━━━━━ Data provided ━━━━━

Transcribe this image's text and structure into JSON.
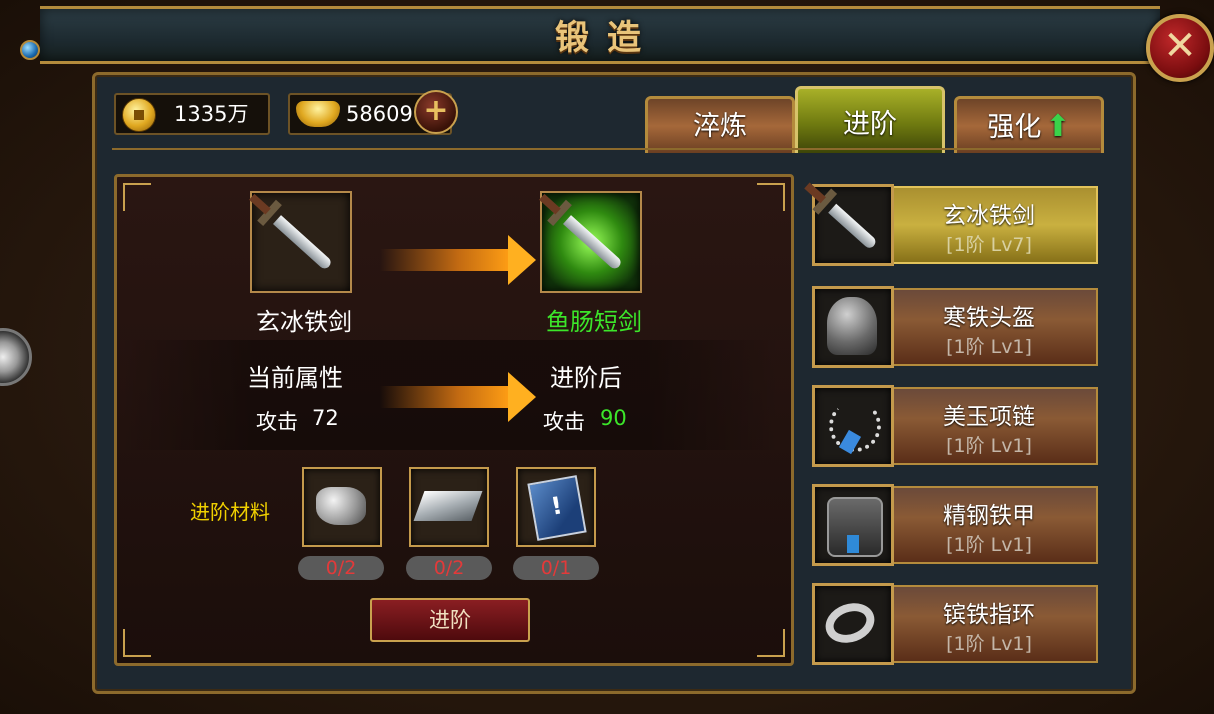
{
  "title": "锻造",
  "currency": {
    "coins": "1335万",
    "ingots": "58609"
  },
  "tabs": [
    {
      "label": "淬炼",
      "active": false
    },
    {
      "label": "进阶",
      "active": true
    },
    {
      "label": "强化",
      "active": false
    }
  ],
  "forge": {
    "current_item": "玄冰铁剑",
    "next_item": "鱼肠短剑",
    "current_attr_title": "当前属性",
    "next_attr_title": "进阶后",
    "current_attr_label": "攻击",
    "current_attr_value": "72",
    "next_attr_label": "攻击",
    "next_attr_value": "90",
    "materials_label": "进阶材料",
    "materials": [
      {
        "icon": "ore-icon",
        "count": "0/2"
      },
      {
        "icon": "iron-bar-icon",
        "count": "0/2"
      },
      {
        "icon": "book-icon",
        "count": "0/1"
      }
    ],
    "advance_button": "进阶"
  },
  "equipment": [
    {
      "name": "玄冰铁剑",
      "level": "[1阶 Lv7]",
      "icon": "sword-icon",
      "selected": true
    },
    {
      "name": "寒铁头盔",
      "level": "[1阶 Lv1]",
      "icon": "helmet-icon",
      "selected": false
    },
    {
      "name": "美玉项链",
      "level": "[1阶 Lv1]",
      "icon": "necklace-icon",
      "selected": false
    },
    {
      "name": "精钢铁甲",
      "level": "[1阶 Lv1]",
      "icon": "armor-icon",
      "selected": false
    },
    {
      "name": "镔铁指环",
      "level": "[1阶 Lv1]",
      "icon": "ring-icon",
      "selected": false
    }
  ],
  "colors": {
    "gold_border": "#b48b3c",
    "green_text": "#3ce62a",
    "yellow_label": "#f0d000",
    "red_count": "#e23a3a"
  }
}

━━━━━

[Short exercise]:
Exclude the images, then output the data above word for word.

[Expected answer]:
Transcribe this image's text and structure into JSON.
{
  "title": "锻造",
  "currency": {
    "coins": "1335万",
    "ingots": "58609"
  },
  "tabs": [
    {
      "label": "淬炼",
      "active": false
    },
    {
      "label": "进阶",
      "active": true
    },
    {
      "label": "强化",
      "active": false
    }
  ],
  "forge": {
    "current_item": "玄冰铁剑",
    "next_item": "鱼肠短剑",
    "current_attr_title": "当前属性",
    "next_attr_title": "进阶后",
    "current_attr_label": "攻击",
    "current_attr_value": "72",
    "next_attr_label": "攻击",
    "next_attr_value": "90",
    "materials_label": "进阶材料",
    "materials": [
      {
        "icon": "ore-icon",
        "count": "0/2"
      },
      {
        "icon": "iron-bar-icon",
        "count": "0/2"
      },
      {
        "icon": "book-icon",
        "count": "0/1"
      }
    ],
    "advance_button": "进阶"
  },
  "equipment": [
    {
      "name": "玄冰铁剑",
      "level": "[1阶 Lv7]",
      "icon": "sword-icon",
      "selected": true
    },
    {
      "name": "寒铁头盔",
      "level": "[1阶 Lv1]",
      "icon": "helmet-icon",
      "selected": false
    },
    {
      "name": "美玉项链",
      "level": "[1阶 Lv1]",
      "icon": "necklace-icon",
      "selected": false
    },
    {
      "name": "精钢铁甲",
      "level": "[1阶 Lv1]",
      "icon": "armor-icon",
      "selected": false
    },
    {
      "name": "镔铁指环",
      "level": "[1阶 Lv1]",
      "icon": "ring-icon",
      "selected": false
    }
  ],
  "colors": {
    "gold_border": "#b48b3c",
    "green_text": "#3ce62a",
    "yellow_label": "#f0d000",
    "red_count": "#e23a3a"
  }
}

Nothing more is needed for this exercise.